Stored records
-- -- --
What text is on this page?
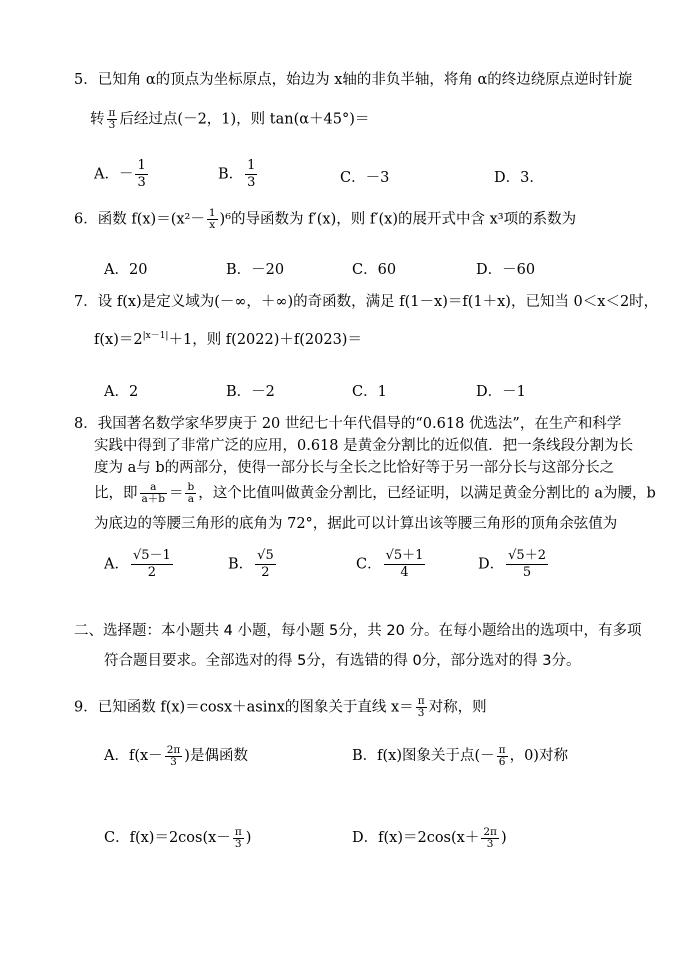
5．已知角 α的顶点为坐标原点，始边为 x轴的非负半轴，将角 α的终边绕原点逆时针旋
转 $\frac{\pi}{3}$ 后经过点(－2，1)，则 tan(α＋45°)＝
A．－ $\frac{1}{3}$	B． $\frac{1}{3}$	C．－3	D．3．
6．函数 $f(x)=(x^2- \frac{1}{x} )^6$的导函数为 f′(x)，则 f′(x)的展开式中含 x³项的系数为
A．20	B．－20	C．60	D．－60
7．设 f(x)是定义域为(－∞，＋∞)的奇函数，满足 f(1－x)＝f(1＋x)，已知当 0＜x＜2时，
$f(x)=2^{|x-1|}+1$，则 f(2022)＋f(2023)＝
A．2	B．－2	C．1	D．－1
8．我国著名数学家华罗庚于 20 世纪七十年代倡导的“0.618 优选法”，在生产和科学
实践中得到了非常广泛的应用，0.618 是黄金分割比的近似值．把一条线段分割为长
度为 a与 b的两部分，使得一部分长与全长之比恰好等于另一部分长与这部分长之
比，即 $\frac{a}{a+b} = \frac{b}{a}$ ，这个比值叫做黄金分割比，已经证明，以满足黄金分割比的 a为腰，b
为底边的等腰三角形的底角为 72°，据此可以计算出该等腰三角形的顶角余弦值为
A． $\frac{√5-1}{2}$	B． $\frac{√5}{2}$	C． $\frac{√5+1}{4}$	D． $\frac{√5+2}{5}$
二、选择题：本小题共 4 小题，每小题 5分，共 20 分。在每小题给出的选项中，有多项
符合题目要求。全部选对的得 5分，有选错的得 0分，部分选对的得 3分。
9．已知函数 f(x)＝cosx＋asinx的图象关于直线 $x= \frac{\pi}{3}$ 对称，则
A．$f(x- \frac{2\pi}{3}$ )是偶函数	B．f(x)图象关于点(－ $\frac{\pi}{6}$ ，0)对称
C．$f(x)=2\cos(x- \frac{\pi}{3}$ )	D．$f(x)=2\cos(x+ \frac{2\pi}{3}$ )
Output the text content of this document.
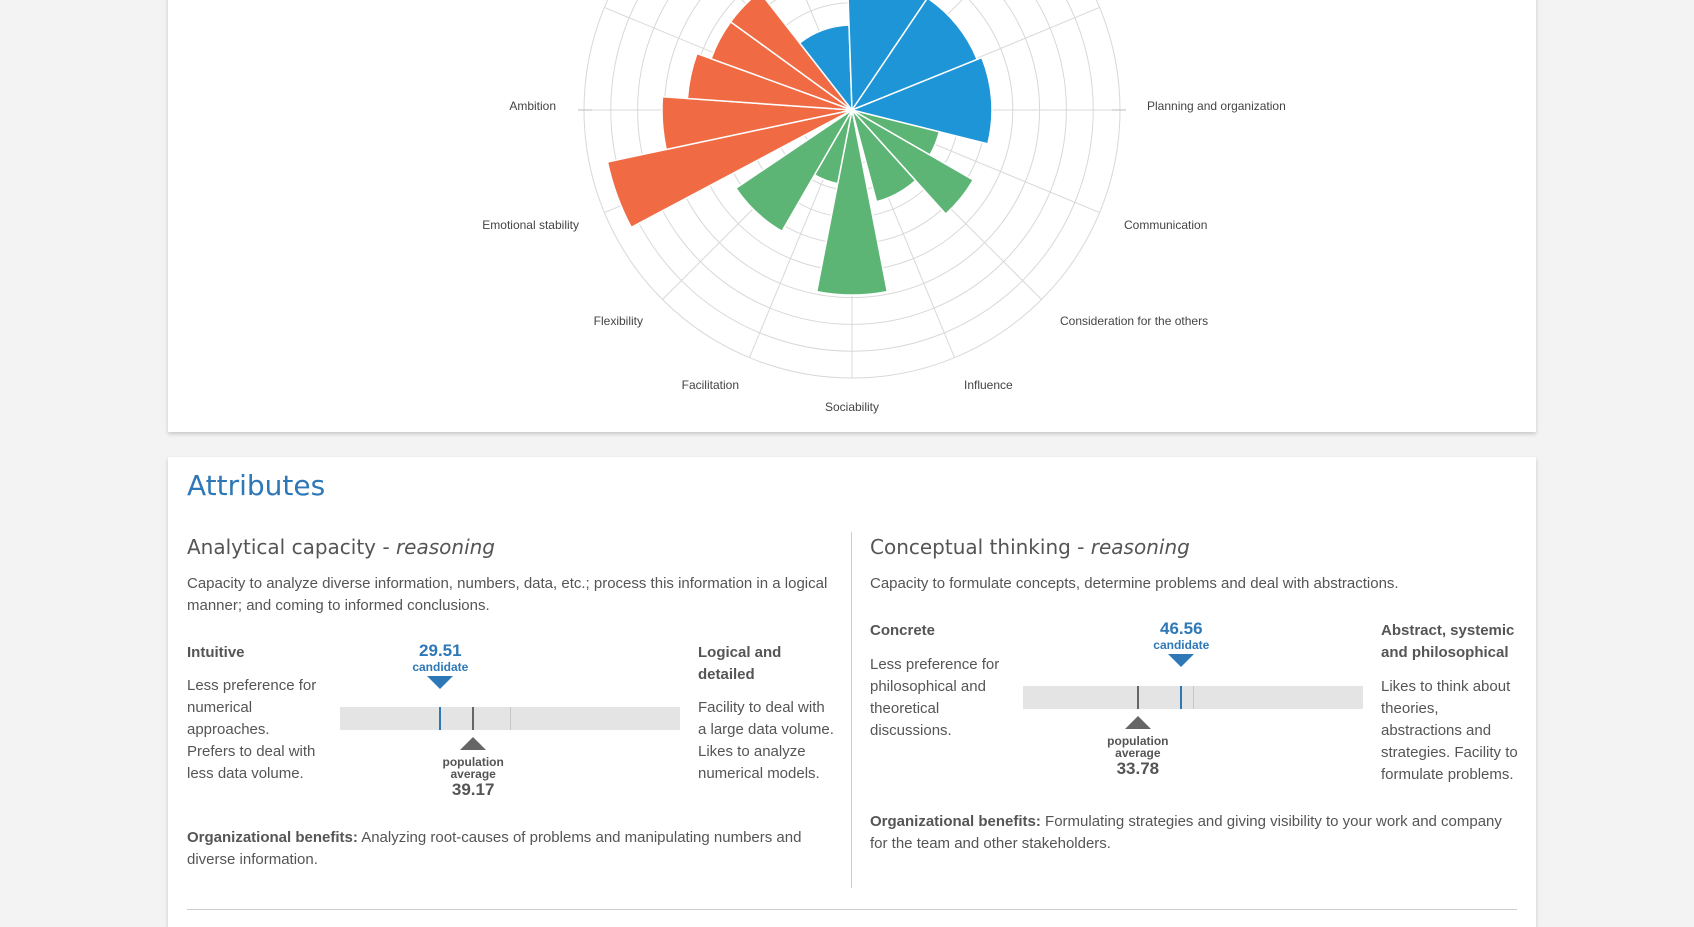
Ambition	Planning and organization
Emotional stability	Communication
Flexibility	Consideration for the others
Facilitation	Influence
Sociability
Attributes
Analytical capacity - reasoning

Capacity to analyze diverse information, numbers, data, etc.; process this information in a logical manner; and coming to informed conclusions.

Intuitive

Less preference for numerical approaches. Prefers to deal with less data volume.

29.51
candidate
population average
39.17
Logical and detailed

Facility to deal with a large data volume. Likes to analyze numerical models.

Organizational benefits: Analyzing root-causes of problems and manipulating numbers and diverse information.

Conceptual thinking - reasoning

Capacity to formulate concepts, determine problems and deal with abstractions.

Concrete

Less preference for philosophical and theoretical discussions.

46.56
candidate
population average
33.78
Abstract, systemic and philosophical

Likes to think about theories, abstractions and strategies. Facility to formulate problems.

Organizational benefits: Formulating strategies and giving visibility to your work and company for the team and other stakeholders.
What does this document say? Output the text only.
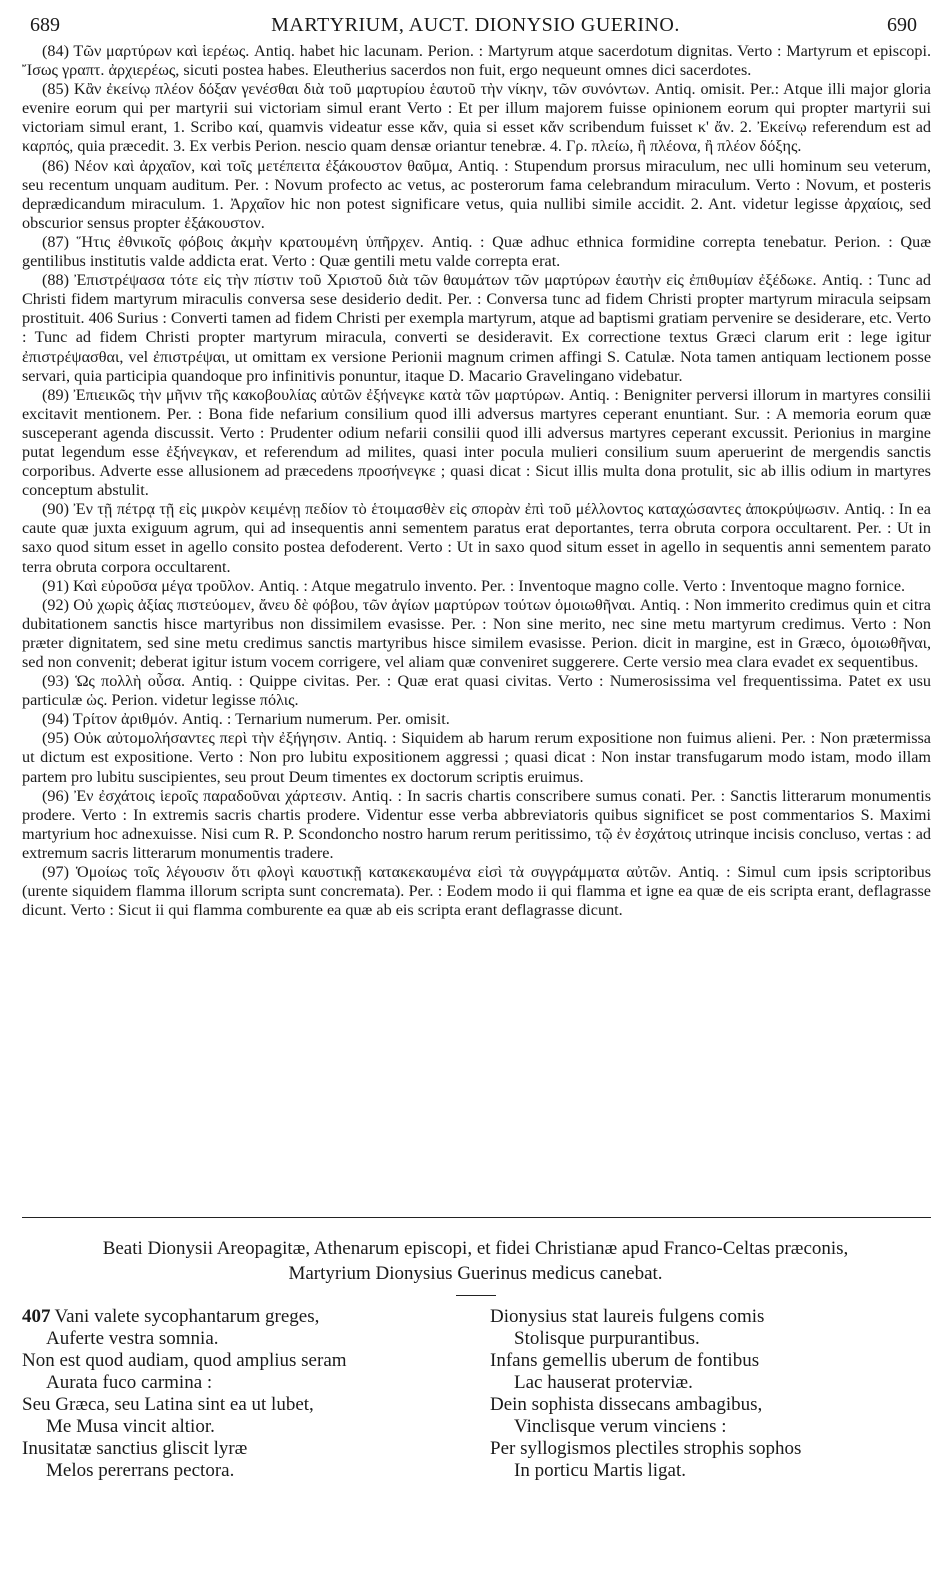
689	MARTYRIUM, AUCT. DIONYSIO GUERINO.	690

(84) Τῶν μαρτύρων καὶ ἱερέως. Antiq. habet hic lacunam. Perion. : Martyrum atque sacerdotum dignitas. Verto : Martyrum et episcopi. Ἴσως γραπτ. ἀρχιερέως, sicuti postea habes. Eleutherius sacerdos non fuit, ergo nequeunt omnes dici sacerdotes.

(85) Κἂν ἐκείνῳ πλέον δόξαν γενέσθαι διὰ τοῦ μαρτυρίου ἑαυτοῦ τὴν νίκην, τῶν συνόντων. Antiq. omisit. Per.: Atque illi major gloria evenire eorum qui per martyrii sui victoriam simul erant Verto : Et per illum majorem fuisse opinionem eorum qui propter martyrii sui victoriam simul erant, 1. Scribo καί, quamvis videatur esse κἄν, quia si esset κἄν scribendum fuisset κ' ἄν. 2. Ἐκείνῳ referendum est ad καρπός, quia præcedit. 3. Ex verbis Perion. nescio quam densæ oriantur tenebræ. 4. Γρ. πλείω, ἢ πλέονα, ἢ πλέον δόξης.

(86) Νέον καὶ ἀρχαῖον, καὶ τοῖς μετέπειτα ἐξάκουστον θαῦμα, Antiq. : Stupendum prorsus miraculum, nec ulli hominum seu veterum, seu recentum unquam auditum. Per. : Novum profecto ac vetus, ac posterorum fama celebrandum miraculum. Verto : Novum, et posteris deprædicandum miraculum. 1. Ἀρχαῖον hic non potest significare vetus, quia nullibi simile accidit. 2. Ant. videtur legisse ἀρχαίοις, sed obscurior sensus propter ἐξάκουστον.

(87) Ἥτις ἐθνικοῖς φόβοις ἀκμὴν κρατουμένη ὑπῆρχεν. Antiq. : Quæ adhuc ethnica formidine correpta tenebatur. Perion. : Quæ gentilibus institutis valde addicta erat. Verto : Quæ gentili metu valde correpta erat.

(88) Ἐπιστρέψασα τότε εἰς τὴν πίστιν τοῦ Χριστοῦ διὰ τῶν θαυμάτων τῶν μαρτύρων ἑαυτὴν εἰς ἐπιθυμίαν ἐξέδωκε. Antiq. : Tunc ad Christi fidem martyrum miraculis conversa sese desiderio dedit. Per. : Conversa tunc ad fidem Christi propter martyrum miracula seipsam prostituit. 406 Surius : Converti tamen ad fidem Christi per exempla martyrum, atque ad baptismi gratiam pervenire se desiderare, etc. Verto : Tunc ad fidem Christi propter martyrum miracula, converti se desideravit. Ex correctione textus Græci clarum erit : lege igitur ἐπιστρέψασθαι, vel ἐπιστρέψαι, ut omittam ex versione Perionii magnum crimen affingi S. Catulæ. Nota tamen antiquam lectionem posse servari, quia participia quandoque pro infinitivis ponuntur, itaque D. Macario Gravelingano videbatur.

(89) Ἐπιεικῶς τὴν μῆνιν τῆς κακοβουλίας αὐτῶν ἐξήνεγκε κατὰ τῶν μαρτύρων. Antiq. : Benigniter perversi illorum in martyres consilii excitavit mentionem. Per. : Bona fide nefarium consilium quod illi adversus martyres ceperant enuntiant. Sur. : A memoria eorum quæ susceperant agenda discussit. Verto : Prudenter odium nefarii consilii quod illi adversus martyres ceperant excussit. Perionius in margine putat legendum esse ἐξήνεγκαν, et referendum ad milites, quasi inter pocula mulieri consilium suum aperuerint de mergendis sanctis corporibus. Adverte esse allusionem ad præcedens προσήνεγκε ; quasi dicat : Sicut illis multa dona protulit, sic ab illis odium in martyres conceptum abstulit.

(90) Ἐν τῇ πέτρᾳ τῇ εἰς μικρὸν κειμένῃ πεδίον τὸ ἑτοιμασθὲν εἰς σπορὰν ἐπὶ τοῦ μέλλοντος καταχώσαντες ἀποκρύψωσιν. Antiq. : In ea caute quæ juxta exiguum agrum, qui ad insequentis anni sementem paratus erat deportantes, terra obruta corpora occultarent. Per. : Ut in saxo quod situm esset in agello consito postea defoderent. Verto : Ut in saxo quod situm esset in agello in sequentis anni sementem parato terra obruta corpora occultarent.

(91) Καὶ εὑροῦσα μέγα τροῦλον. Antiq. : Atque megatrulo invento. Per. : Inventoque magno colle. Verto : Inventoque magno fornice.

(92) Οὐ χωρὶς ἀξίας πιστεύομεν, ἄνευ δὲ φόβου, τῶν ἁγίων μαρτύρων τούτων ὁμοιωθῆναι. Antiq. : Non immerito credimus quin et citra dubitationem sanctis hisce martyribus non dissimilem evasisse. Per. : Non sine merito, nec sine metu martyrum credimus. Verto : Non præter dignitatem, sed sine metu credimus sanctis martyribus hisce similem evasisse. Perion. dicit in margine, est in Græco, ὁμοιωθῆναι, sed non convenit; deberat igitur istum vocem corrigere, vel aliam quæ conveniret suggerere. Certe versio mea clara evadet ex sequentibus.

(93) Ὡς πολλὴ οὖσα. Antiq. : Quippe civitas. Per. : Quæ erat quasi civitas. Verto : Numerosissima vel frequentissima. Patet ex usu particulæ ὡς. Perion. videtur legisse πόλις.

(94) Τρίτον ἀριθμόν. Antiq. : Ternarium numerum. Per. omisit.

(95) Οὐκ αὐτομολήσαντες περὶ τὴν ἐξήγησιν. Antiq. : Siquidem ab harum rerum expositione non fuimus alieni. Per. : Non prætermissa ut dictum est expositione. Verto : Non pro lubitu expositionem aggressi ; quasi dicat : Non instar transfugarum modo istam, modo illam partem pro lubitu suscipientes, seu prout Deum timentes ex doctorum scriptis eruimus.

(96) Ἐν ἐσχάτοις ἱεροῖς παραδοῦναι χάρτεσιν. Antiq. : In sacris chartis conscribere sumus conati. Per. : Sanctis litterarum monumentis prodere. Verto : In extremis sacris chartis prodere. Videntur esse verba abbreviatoris quibus significet se post commentarios S. Maximi martyrium hoc adnexuisse. Nisi cum R. P. Scondoncho nostro harum rerum peritissimo, τῷ ἐν ἐσχάτοις utrinque incisis concluso, vertas : ad extremum sacris litterarum monumentis tradere.

(97) Ὁμοίως τοῖς λέγουσιν ὅτι φλογὶ καυστικῇ κατακεκαυμένα εἰσὶ τὰ συγγράμματα αὐτῶν. Antiq. : Simul cum ipsis scriptoribus (urente siquidem flamma illorum scripta sunt concremata). Per. : Eodem modo ii qui flamma et igne ea quæ de eis scripta erant, deflagrasse dicunt. Verto : Sicut ii qui flamma comburente ea quæ ab eis scripta erant deflagrasse dicunt.

Beati Dionysii Areopagitæ, Athenarum episcopi, et fidei Christianæ apud Franco-Celtas præconis, Martyrium Dionysius Guerinus medicus canebat.

407 Vani valete sycophantarum greges,

Auferte vestra somnia.

Non est quod audiam, quod amplius seram

Aurata fuco carmina :

Seu Græca, seu Latina sint ea ut lubet,

Me Musa vincit altior.

Inusitatæ sanctius gliscit lyræ

Melos pererrans pectora.

Dionysius stat laureis fulgens comis

Stolisque purpurantibus.

Infans gemellis uberum de fontibus

Lac hauserat proterviæ.

Dein sophista dissecans ambagibus,

Vinclisque verum vinciens :

Per syllogismos plectiles strophis sophos

In porticu Martis ligat.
-- -- --
Copy all lines of the material above where the string "deal" occurs.

### Result of the task:
Less preference for numerical approaches. Prefers to deal with less data volume.
Facility to deal with a large data volume. Likes to analyze numerical models.
Capacity to formulate concepts, determine problems and deal with abstractions.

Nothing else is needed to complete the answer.